** BEGIN TASK DATA **
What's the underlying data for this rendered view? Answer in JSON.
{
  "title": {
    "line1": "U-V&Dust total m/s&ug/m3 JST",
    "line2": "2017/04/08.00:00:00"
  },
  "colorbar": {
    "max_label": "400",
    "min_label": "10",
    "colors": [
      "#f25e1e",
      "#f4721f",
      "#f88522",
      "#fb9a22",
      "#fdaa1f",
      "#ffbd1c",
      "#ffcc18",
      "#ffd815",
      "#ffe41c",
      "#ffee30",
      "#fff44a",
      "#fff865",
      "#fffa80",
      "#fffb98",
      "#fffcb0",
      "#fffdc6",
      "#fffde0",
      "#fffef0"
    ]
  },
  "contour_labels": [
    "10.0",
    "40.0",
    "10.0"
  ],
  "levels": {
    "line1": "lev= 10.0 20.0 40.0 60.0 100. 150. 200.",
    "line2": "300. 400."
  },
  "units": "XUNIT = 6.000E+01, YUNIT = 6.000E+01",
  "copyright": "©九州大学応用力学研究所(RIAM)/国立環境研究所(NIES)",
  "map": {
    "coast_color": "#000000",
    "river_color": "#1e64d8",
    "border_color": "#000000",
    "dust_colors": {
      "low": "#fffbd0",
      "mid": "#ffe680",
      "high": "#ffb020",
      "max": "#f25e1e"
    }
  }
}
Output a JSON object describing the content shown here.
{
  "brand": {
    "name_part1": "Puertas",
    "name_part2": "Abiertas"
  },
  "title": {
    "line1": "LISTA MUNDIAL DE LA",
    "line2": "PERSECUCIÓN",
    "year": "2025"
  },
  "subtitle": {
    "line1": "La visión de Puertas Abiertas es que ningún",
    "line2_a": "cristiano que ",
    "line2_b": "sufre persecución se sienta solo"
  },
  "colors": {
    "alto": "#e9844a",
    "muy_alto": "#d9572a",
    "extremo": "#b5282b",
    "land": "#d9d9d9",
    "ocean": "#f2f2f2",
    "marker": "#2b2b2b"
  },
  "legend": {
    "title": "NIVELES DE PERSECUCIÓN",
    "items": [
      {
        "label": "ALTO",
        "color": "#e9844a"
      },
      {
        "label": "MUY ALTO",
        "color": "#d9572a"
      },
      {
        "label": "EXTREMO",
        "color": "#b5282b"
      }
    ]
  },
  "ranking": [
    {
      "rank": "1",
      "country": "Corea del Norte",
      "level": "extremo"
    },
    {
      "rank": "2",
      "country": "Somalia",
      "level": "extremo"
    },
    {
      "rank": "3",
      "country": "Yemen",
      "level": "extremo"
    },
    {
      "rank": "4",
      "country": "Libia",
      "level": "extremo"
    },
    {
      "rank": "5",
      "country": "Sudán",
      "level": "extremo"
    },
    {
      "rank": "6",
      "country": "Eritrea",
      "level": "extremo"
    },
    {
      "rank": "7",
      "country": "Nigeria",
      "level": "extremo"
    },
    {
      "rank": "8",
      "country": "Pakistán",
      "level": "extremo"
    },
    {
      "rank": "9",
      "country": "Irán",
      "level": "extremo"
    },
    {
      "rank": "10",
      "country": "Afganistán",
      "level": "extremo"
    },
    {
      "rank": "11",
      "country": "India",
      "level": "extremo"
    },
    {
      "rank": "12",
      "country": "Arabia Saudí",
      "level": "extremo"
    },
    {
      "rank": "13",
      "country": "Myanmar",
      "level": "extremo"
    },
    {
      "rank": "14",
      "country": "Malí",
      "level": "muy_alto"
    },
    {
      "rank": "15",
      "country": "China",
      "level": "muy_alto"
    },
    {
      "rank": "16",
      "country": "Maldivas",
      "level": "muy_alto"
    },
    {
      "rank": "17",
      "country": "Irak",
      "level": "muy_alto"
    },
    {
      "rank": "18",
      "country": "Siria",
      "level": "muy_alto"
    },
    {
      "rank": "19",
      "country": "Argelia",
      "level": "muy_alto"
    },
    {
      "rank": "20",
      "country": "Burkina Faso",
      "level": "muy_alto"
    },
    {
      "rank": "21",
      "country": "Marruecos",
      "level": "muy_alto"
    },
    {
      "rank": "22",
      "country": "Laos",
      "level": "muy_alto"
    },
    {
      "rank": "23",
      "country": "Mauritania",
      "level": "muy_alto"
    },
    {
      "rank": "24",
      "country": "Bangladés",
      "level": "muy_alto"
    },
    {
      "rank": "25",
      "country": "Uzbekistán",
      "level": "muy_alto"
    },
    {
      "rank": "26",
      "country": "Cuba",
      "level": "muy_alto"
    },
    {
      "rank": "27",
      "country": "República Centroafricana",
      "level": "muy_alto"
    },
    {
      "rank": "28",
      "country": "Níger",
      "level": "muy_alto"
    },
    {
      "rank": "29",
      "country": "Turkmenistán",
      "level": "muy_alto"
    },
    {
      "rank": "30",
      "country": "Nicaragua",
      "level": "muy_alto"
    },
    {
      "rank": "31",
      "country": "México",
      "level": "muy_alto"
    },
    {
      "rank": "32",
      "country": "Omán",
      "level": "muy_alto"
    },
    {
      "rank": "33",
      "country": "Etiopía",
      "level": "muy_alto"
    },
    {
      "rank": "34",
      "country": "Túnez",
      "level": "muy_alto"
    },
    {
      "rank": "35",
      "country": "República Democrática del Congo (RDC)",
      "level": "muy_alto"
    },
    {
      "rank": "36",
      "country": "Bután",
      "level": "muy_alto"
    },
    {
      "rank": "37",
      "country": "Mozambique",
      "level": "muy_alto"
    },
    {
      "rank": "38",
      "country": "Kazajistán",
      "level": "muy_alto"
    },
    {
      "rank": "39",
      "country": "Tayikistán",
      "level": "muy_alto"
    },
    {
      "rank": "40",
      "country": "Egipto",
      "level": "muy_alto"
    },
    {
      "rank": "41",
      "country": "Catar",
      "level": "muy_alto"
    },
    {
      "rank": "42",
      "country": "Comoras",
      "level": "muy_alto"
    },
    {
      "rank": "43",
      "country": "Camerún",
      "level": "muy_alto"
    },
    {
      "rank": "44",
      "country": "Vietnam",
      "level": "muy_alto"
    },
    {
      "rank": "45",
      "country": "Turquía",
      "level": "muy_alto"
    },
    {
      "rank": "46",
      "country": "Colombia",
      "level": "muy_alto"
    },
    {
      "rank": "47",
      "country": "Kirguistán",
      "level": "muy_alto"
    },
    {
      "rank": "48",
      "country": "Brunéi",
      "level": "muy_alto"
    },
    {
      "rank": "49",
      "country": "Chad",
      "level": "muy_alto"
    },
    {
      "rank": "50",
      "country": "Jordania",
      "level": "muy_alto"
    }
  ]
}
** END TASK DATA **
* INSTRUCTIONS FOR THE TASK: Reproduce every line of the data verbatim.

* EXPECTED ANSWER:
What's the underlying data for this rendered view? Answer in JSON.
{
  "title": {
    "line1": "U-V&Dust total m/s&ug/m3 JST",
    "line2": "2017/04/08.00:00:00"
  },
  "colorbar": {
    "max_label": "400",
    "min_label": "10",
    "colors": [
      "#f25e1e",
      "#f4721f",
      "#f88522",
      "#fb9a22",
      "#fdaa1f",
      "#ffbd1c",
      "#ffcc18",
      "#ffd815",
      "#ffe41c",
      "#ffee30",
      "#fff44a",
      "#fff865",
      "#fffa80",
      "#fffb98",
      "#fffcb0",
      "#fffdc6",
      "#fffde0",
      "#fffef0"
    ]
  },
  "contour_labels": [
    "10.0",
    "40.0",
    "10.0"
  ],
  "levels": {
    "line1": "lev= 10.0 20.0 40.0 60.0 100. 150. 200.",
    "line2": "300. 400."
  },
  "units": "XUNIT = 6.000E+01, YUNIT = 6.000E+01",
  "copyright": "©九州大学応用力学研究所(RIAM)/国立環境研究所(NIES)",
  "map": {
    "coast_color": "#000000",
    "river_color": "#1e64d8",
    "border_color": "#000000",
    "dust_colors": {
      "low": "#fffbd0",
      "mid": "#ffe680",
      "high": "#ffb020",
      "max": "#f25e1e"
    }
  }
}
Output a JSON object describing the content shown here.
{
  "brand": {
    "name_part1": "Puertas",
    "name_part2": "Abiertas"
  },
  "title": {
    "line1": "LISTA MUNDIAL DE LA",
    "line2": "PERSECUCIÓN",
    "year": "2025"
  },
  "subtitle": {
    "line1": "La visión de Puertas Abiertas es que ningún",
    "line2_a": "cristiano que ",
    "line2_b": "sufre persecución se sienta solo"
  },
  "colors": {
    "alto": "#e9844a",
    "muy_alto": "#d9572a",
    "extremo": "#b5282b",
    "land": "#d9d9d9",
    "ocean": "#f2f2f2",
    "marker": "#2b2b2b"
  },
  "legend": {
    "title": "NIVELES DE PERSECUCIÓN",
    "items": [
      {
        "label": "ALTO",
        "color": "#e9844a"
      },
      {
        "label": "MUY ALTO",
        "color": "#d9572a"
      },
      {
        "label": "EXTREMO",
        "color": "#b5282b"
      }
    ]
  },
  "ranking": [
    {
      "rank": "1",
      "country": "Corea del Norte",
      "level": "extremo"
    },
    {
      "rank": "2",
      "country": "Somalia",
      "level": "extremo"
    },
    {
      "rank": "3",
      "country": "Yemen",
      "level": "extremo"
    },
    {
      "rank": "4",
      "country": "Libia",
      "level": "extremo"
    },
    {
      "rank": "5",
      "country": "Sudán",
      "level": "extremo"
    },
    {
      "rank": "6",
      "country": "Eritrea",
      "level": "extremo"
    },
    {
      "rank": "7",
      "country": "Nigeria",
      "level": "extremo"
    },
    {
      "rank": "8",
      "country": "Pakistán",
      "level": "extremo"
    },
    {
      "rank": "9",
      "country": "Irán",
      "level": "extremo"
    },
    {
      "rank": "10",
      "country": "Afganistán",
      "level": "extremo"
    },
    {
      "rank": "11",
      "country": "India",
      "level": "extremo"
    },
    {
      "rank": "12",
      "country": "Arabia Saudí",
      "level": "extremo"
    },
    {
      "rank": "13",
      "country": "Myanmar",
      "level": "extremo"
    },
    {
      "rank": "14",
      "country": "Malí",
      "level": "muy_alto"
    },
    {
      "rank": "15",
      "country": "China",
      "level": "muy_alto"
    },
    {
      "rank": "16",
      "country": "Maldivas",
      "level": "muy_alto"
    },
    {
      "rank": "17",
      "country": "Irak",
      "level": "muy_alto"
    },
    {
      "rank": "18",
      "country": "Siria",
      "level": "muy_alto"
    },
    {
      "rank": "19",
      "country": "Argelia",
      "level": "muy_alto"
    },
    {
      "rank": "20",
      "country": "Burkina Faso",
      "level": "muy_alto"
    },
    {
      "rank": "21",
      "country": "Marruecos",
      "level": "muy_alto"
    },
    {
      "rank": "22",
      "country": "Laos",
      "level": "muy_alto"
    },
    {
      "rank": "23",
      "country": "Mauritania",
      "level": "muy_alto"
    },
    {
      "rank": "24",
      "country": "Bangladés",
      "level": "muy_alto"
    },
    {
      "rank": "25",
      "country": "Uzbekistán",
      "level": "muy_alto"
    },
    {
      "rank": "26",
      "country": "Cuba",
      "level": "muy_alto"
    },
    {
      "rank": "27",
      "country": "República Centroafricana",
      "level": "muy_alto"
    },
    {
      "rank": "28",
      "country": "Níger",
      "level": "muy_alto"
    },
    {
      "rank": "29",
      "country": "Turkmenistán",
      "level": "muy_alto"
    },
    {
      "rank": "30",
      "country": "Nicaragua",
      "level": "muy_alto"
    },
    {
      "rank": "31",
      "country": "México",
      "level": "muy_alto"
    },
    {
      "rank": "32",
      "country": "Omán",
      "level": "muy_alto"
    },
    {
      "rank": "33",
      "country": "Etiopía",
      "level": "muy_alto"
    },
    {
      "rank": "34",
      "country": "Túnez",
      "level": "muy_alto"
    },
    {
      "rank": "35",
      "country": "República Democrática del Congo (RDC)",
      "level": "muy_alto"
    },
    {
      "rank": "36",
      "country": "Bután",
      "level": "muy_alto"
    },
    {
      "rank": "37",
      "country": "Mozambique",
      "level": "muy_alto"
    },
    {
      "rank": "38",
      "country": "Kazajistán",
      "level": "muy_alto"
    },
    {
      "rank": "39",
      "country": "Tayikistán",
      "level": "muy_alto"
    },
    {
      "rank": "40",
      "country": "Egipto",
      "level": "muy_alto"
    },
    {
      "rank": "41",
      "country": "Catar",
      "level": "muy_alto"
    },
    {
      "rank": "42",
      "country": "Comoras",
      "level": "muy_alto"
    },
    {
      "rank": "43",
      "country": "Camerún",
      "level": "muy_alto"
    },
    {
      "rank": "44",
      "country": "Vietnam",
      "level": "muy_alto"
    },
    {
      "rank": "45",
      "country": "Turquía",
      "level": "muy_alto"
    },
    {
      "rank": "46",
      "country": "Colombia",
      "level": "muy_alto"
    },
    {
      "rank": "47",
      "country": "Kirguistán",
      "level": "muy_alto"
    },
    {
      "rank": "48",
      "country": "Brunéi",
      "level": "muy_alto"
    },
    {
      "rank": "49",
      "country": "Chad",
      "level": "muy_alto"
    },
    {
      "rank": "50",
      "country": "Jordania",
      "level": "muy_alto"
    }
  ]
}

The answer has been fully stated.